■ STATED TASK: Leaving out the pictures, transcribe all of the records faithfully.

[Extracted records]
────────────────

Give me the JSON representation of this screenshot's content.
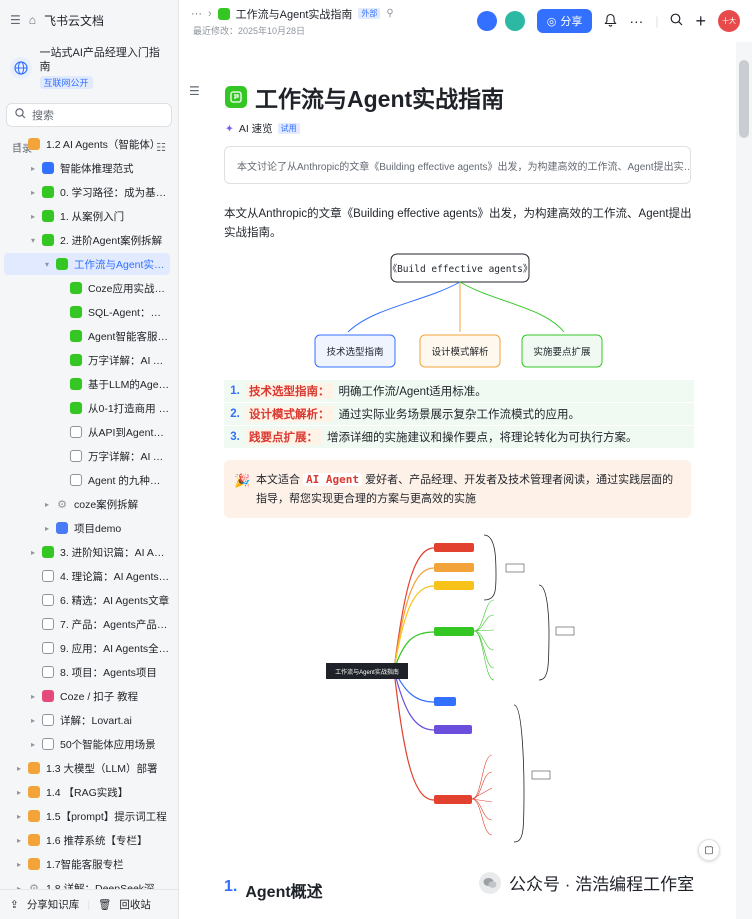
{
  "sidebar": {
    "app_name": "飞书云文档",
    "kb_title": "一站式AI产品经理入门指南",
    "kb_tag": "互联网公开",
    "search_label": "搜索",
    "toc_label": "目录",
    "tree": [
      {
        "label": "1.2 AI Agents（智能体）",
        "depth": 0,
        "arrow": "▾",
        "color": "#f2a33a",
        "icon": "folder"
      },
      {
        "label": "智能体推理范式",
        "depth": 1,
        "arrow": "▸",
        "color": "#3370ff",
        "icon": "doc"
      },
      {
        "label": "0. 学习路径：成为基于A…",
        "depth": 1,
        "arrow": "▸",
        "color": "#34c724",
        "icon": "doc"
      },
      {
        "label": "1. 从案例入门",
        "depth": 1,
        "arrow": "▸",
        "color": "#34c724",
        "icon": "doc"
      },
      {
        "label": "2. 进阶Agent案例拆解",
        "depth": 1,
        "arrow": "▾",
        "color": "#34c724",
        "icon": "doc"
      },
      {
        "label": "工作流与Agent实战…",
        "depth": 2,
        "arrow": "▾",
        "color": "#34c724",
        "icon": "doc",
        "active": true
      },
      {
        "label": "Coze应用实战指南",
        "depth": 3,
        "arrow": "",
        "color": "#34c724",
        "icon": "doc"
      },
      {
        "label": "SQL-Agent：实现…",
        "depth": 3,
        "arrow": "",
        "color": "#34c724",
        "icon": "doc"
      },
      {
        "label": "Agent智能客服…",
        "depth": 3,
        "arrow": "",
        "color": "#34c724",
        "icon": "doc"
      },
      {
        "label": "万字详解：AI Ag…",
        "depth": 3,
        "arrow": "",
        "color": "#34c724",
        "icon": "doc"
      },
      {
        "label": "基于LLM的Agent…",
        "depth": 3,
        "arrow": "",
        "color": "#34c724",
        "icon": "doc"
      },
      {
        "label": "从0-1打造商用 A…",
        "depth": 3,
        "arrow": "",
        "color": "#34c724",
        "icon": "doc"
      },
      {
        "label": "从API到Agent：…",
        "depth": 3,
        "arrow": "",
        "color": "#8f959e",
        "icon": "page"
      },
      {
        "label": "万字详解：AI Ag…",
        "depth": 3,
        "arrow": "",
        "color": "#8f959e",
        "icon": "page"
      },
      {
        "label": "Agent 的九种设…",
        "depth": 3,
        "arrow": "",
        "color": "#8f959e",
        "icon": "page"
      },
      {
        "label": "coze案例拆解",
        "depth": 2,
        "arrow": "▸",
        "color": "#8f959e",
        "icon": "gear"
      },
      {
        "label": "项目demo",
        "depth": 2,
        "arrow": "▸",
        "color": "#4a7bf7",
        "icon": "cloud"
      },
      {
        "label": "3. 进阶知识篇：AI Agen…",
        "depth": 1,
        "arrow": "▸",
        "color": "#34c724",
        "icon": "doc"
      },
      {
        "label": "4. 理论篇：AI Agents理…",
        "depth": 1,
        "arrow": "",
        "color": "#8f959e",
        "icon": "grid"
      },
      {
        "label": "6. 精选：AI Agents文章",
        "depth": 1,
        "arrow": "",
        "color": "#8f959e",
        "icon": "grid"
      },
      {
        "label": "7. 产品：Agents产品分析",
        "depth": 1,
        "arrow": "",
        "color": "#8f959e",
        "icon": "grid"
      },
      {
        "label": "9. 应用：AI Agents全景图",
        "depth": 1,
        "arrow": "",
        "color": "#8f959e",
        "icon": "grid"
      },
      {
        "label": "8. 项目：Agents项目",
        "depth": 1,
        "arrow": "",
        "color": "#8f959e",
        "icon": "grid"
      },
      {
        "label": "Coze / 扣子 教程",
        "depth": 1,
        "arrow": "▸",
        "color": "#e64a7b",
        "icon": "coze"
      },
      {
        "label": "详解：Lovart.ai",
        "depth": 1,
        "arrow": "▸",
        "color": "#8f959e",
        "icon": "page"
      },
      {
        "label": "50个智能体应用场景",
        "depth": 1,
        "arrow": "▸",
        "color": "#8f959e",
        "icon": "page"
      },
      {
        "label": "1.3 大模型（LLM）部署",
        "depth": 0,
        "arrow": "▸",
        "color": "#f2a33a",
        "icon": "folder"
      },
      {
        "label": "1.4 【RAG实践】",
        "depth": 0,
        "arrow": "▸",
        "color": "#f2a33a",
        "icon": "folder"
      },
      {
        "label": "1.5【prompt】提示词工程",
        "depth": 0,
        "arrow": "▸",
        "color": "#f2a33a",
        "icon": "folder"
      },
      {
        "label": "1.6 推荐系统【专栏】",
        "depth": 0,
        "arrow": "▸",
        "color": "#f2a33a",
        "icon": "folder"
      },
      {
        "label": "1.7智能客服专栏",
        "depth": 0,
        "arrow": "▸",
        "color": "#f2a33a",
        "icon": "folder"
      },
      {
        "label": "1.8 详解：DeepSeek深度推…",
        "depth": 0,
        "arrow": "▸",
        "color": "#8f959e",
        "icon": "gear"
      }
    ],
    "bottom_share": "分享知识库",
    "bottom_trash": "回收站"
  },
  "topbar": {
    "doc_name": "工作流与Agent实战指南",
    "external_badge": "外部",
    "last_modified": "最近修改：2025年10月28日",
    "share_label": "分享",
    "avatar_text": "十大"
  },
  "doc": {
    "title": "工作流与Agent实战指南",
    "ai_label": "AI 速览",
    "ai_tag": "试用",
    "summary": "本文讨论了从Anthropic的文章《Building effective agents》出发，为构建高效的工作流、Agent提出实…",
    "intro": "本文从Anthropic的文章《Building effective agents》出发，为构建高效的工作流、Agent提出实战指南。",
    "flow": {
      "root": "《Build effective agents》",
      "children": [
        "技术选型指南",
        "设计模式解析",
        "实施要点扩展"
      ]
    },
    "list": [
      {
        "num": "1.",
        "key": "技术选型指南：",
        "text": "明确工作流/Agent适用标准。"
      },
      {
        "num": "2.",
        "key": "设计模式解析：",
        "text": "通过实际业务场景展示复杂工作流模式的应用。"
      },
      {
        "num": "3.",
        "key": "践要点扩展：",
        "text": "增添详细的实施建议和操作要点，将理论转化为可执行方案。"
      }
    ],
    "callout": {
      "emoji": "🎉",
      "before": "本文适合",
      "code": "AI Agent",
      "after": "爱好者、产品经理、开发者及技术管理者阅读，通过实践层面的指导，帮您实现更合理的方案与更高效的实施"
    },
    "mindmap_center": "工作流与Agent实战指南",
    "heading2_num": "1.",
    "heading2_text": "Agent概述",
    "watermark": "公众号 · 浩浩编程工作室"
  }
}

────────────────

■ FULL RESPONSE:
Give me the JSON representation of this screenshot's content.
{
  "sidebar": {
    "app_name": "飞书云文档",
    "kb_title": "一站式AI产品经理入门指南",
    "kb_tag": "互联网公开",
    "search_label": "搜索",
    "toc_label": "目录",
    "tree": [
      {
        "label": "1.2 AI Agents（智能体）",
        "depth": 0,
        "arrow": "▾",
        "color": "#f2a33a",
        "icon": "folder"
      },
      {
        "label": "智能体推理范式",
        "depth": 1,
        "arrow": "▸",
        "color": "#3370ff",
        "icon": "doc"
      },
      {
        "label": "0. 学习路径：成为基于A…",
        "depth": 1,
        "arrow": "▸",
        "color": "#34c724",
        "icon": "doc"
      },
      {
        "label": "1. 从案例入门",
        "depth": 1,
        "arrow": "▸",
        "color": "#34c724",
        "icon": "doc"
      },
      {
        "label": "2. 进阶Agent案例拆解",
        "depth": 1,
        "arrow": "▾",
        "color": "#34c724",
        "icon": "doc"
      },
      {
        "label": "工作流与Agent实战…",
        "depth": 2,
        "arrow": "▾",
        "color": "#34c724",
        "icon": "doc",
        "active": true
      },
      {
        "label": "Coze应用实战指南",
        "depth": 3,
        "arrow": "",
        "color": "#34c724",
        "icon": "doc"
      },
      {
        "label": "SQL-Agent：实现…",
        "depth": 3,
        "arrow": "",
        "color": "#34c724",
        "icon": "doc"
      },
      {
        "label": "Agent智能客服…",
        "depth": 3,
        "arrow": "",
        "color": "#34c724",
        "icon": "doc"
      },
      {
        "label": "万字详解：AI Ag…",
        "depth": 3,
        "arrow": "",
        "color": "#34c724",
        "icon": "doc"
      },
      {
        "label": "基于LLM的Agent…",
        "depth": 3,
        "arrow": "",
        "color": "#34c724",
        "icon": "doc"
      },
      {
        "label": "从0-1打造商用 A…",
        "depth": 3,
        "arrow": "",
        "color": "#34c724",
        "icon": "doc"
      },
      {
        "label": "从API到Agent：…",
        "depth": 3,
        "arrow": "",
        "color": "#8f959e",
        "icon": "page"
      },
      {
        "label": "万字详解：AI Ag…",
        "depth": 3,
        "arrow": "",
        "color": "#8f959e",
        "icon": "page"
      },
      {
        "label": "Agent 的九种设…",
        "depth": 3,
        "arrow": "",
        "color": "#8f959e",
        "icon": "page"
      },
      {
        "label": "coze案例拆解",
        "depth": 2,
        "arrow": "▸",
        "color": "#8f959e",
        "icon": "gear"
      },
      {
        "label": "项目demo",
        "depth": 2,
        "arrow": "▸",
        "color": "#4a7bf7",
        "icon": "cloud"
      },
      {
        "label": "3. 进阶知识篇：AI Agen…",
        "depth": 1,
        "arrow": "▸",
        "color": "#34c724",
        "icon": "doc"
      },
      {
        "label": "4. 理论篇：AI Agents理…",
        "depth": 1,
        "arrow": "",
        "color": "#8f959e",
        "icon": "grid"
      },
      {
        "label": "6. 精选：AI Agents文章",
        "depth": 1,
        "arrow": "",
        "color": "#8f959e",
        "icon": "grid"
      },
      {
        "label": "7. 产品：Agents产品分析",
        "depth": 1,
        "arrow": "",
        "color": "#8f959e",
        "icon": "grid"
      },
      {
        "label": "9. 应用：AI Agents全景图",
        "depth": 1,
        "arrow": "",
        "color": "#8f959e",
        "icon": "grid"
      },
      {
        "label": "8. 项目：Agents项目",
        "depth": 1,
        "arrow": "",
        "color": "#8f959e",
        "icon": "grid"
      },
      {
        "label": "Coze / 扣子 教程",
        "depth": 1,
        "arrow": "▸",
        "color": "#e64a7b",
        "icon": "coze"
      },
      {
        "label": "详解：Lovart.ai",
        "depth": 1,
        "arrow": "▸",
        "color": "#8f959e",
        "icon": "page"
      },
      {
        "label": "50个智能体应用场景",
        "depth": 1,
        "arrow": "▸",
        "color": "#8f959e",
        "icon": "page"
      },
      {
        "label": "1.3 大模型（LLM）部署",
        "depth": 0,
        "arrow": "▸",
        "color": "#f2a33a",
        "icon": "folder"
      },
      {
        "label": "1.4 【RAG实践】",
        "depth": 0,
        "arrow": "▸",
        "color": "#f2a33a",
        "icon": "folder"
      },
      {
        "label": "1.5【prompt】提示词工程",
        "depth": 0,
        "arrow": "▸",
        "color": "#f2a33a",
        "icon": "folder"
      },
      {
        "label": "1.6 推荐系统【专栏】",
        "depth": 0,
        "arrow": "▸",
        "color": "#f2a33a",
        "icon": "folder"
      },
      {
        "label": "1.7智能客服专栏",
        "depth": 0,
        "arrow": "▸",
        "color": "#f2a33a",
        "icon": "folder"
      },
      {
        "label": "1.8 详解：DeepSeek深度推…",
        "depth": 0,
        "arrow": "▸",
        "color": "#8f959e",
        "icon": "gear"
      }
    ],
    "bottom_share": "分享知识库",
    "bottom_trash": "回收站"
  },
  "topbar": {
    "doc_name": "工作流与Agent实战指南",
    "external_badge": "外部",
    "last_modified": "最近修改：2025年10月28日",
    "share_label": "分享",
    "avatar_text": "十大"
  },
  "doc": {
    "title": "工作流与Agent实战指南",
    "ai_label": "AI 速览",
    "ai_tag": "试用",
    "summary": "本文讨论了从Anthropic的文章《Building effective agents》出发，为构建高效的工作流、Agent提出实…",
    "intro": "本文从Anthropic的文章《Building effective agents》出发，为构建高效的工作流、Agent提出实战指南。",
    "flow": {
      "root": "《Build effective agents》",
      "children": [
        "技术选型指南",
        "设计模式解析",
        "实施要点扩展"
      ]
    },
    "list": [
      {
        "num": "1.",
        "key": "技术选型指南：",
        "text": "明确工作流/Agent适用标准。"
      },
      {
        "num": "2.",
        "key": "设计模式解析：",
        "text": "通过实际业务场景展示复杂工作流模式的应用。"
      },
      {
        "num": "3.",
        "key": "践要点扩展：",
        "text": "增添详细的实施建议和操作要点，将理论转化为可执行方案。"
      }
    ],
    "callout": {
      "emoji": "🎉",
      "before": "本文适合",
      "code": "AI Agent",
      "after": "爱好者、产品经理、开发者及技术管理者阅读，通过实践层面的指导，帮您实现更合理的方案与更高效的实施"
    },
    "mindmap_center": "工作流与Agent实战指南",
    "heading2_num": "1.",
    "heading2_text": "Agent概述",
    "watermark": "公众号 · 浩浩编程工作室"
  }
}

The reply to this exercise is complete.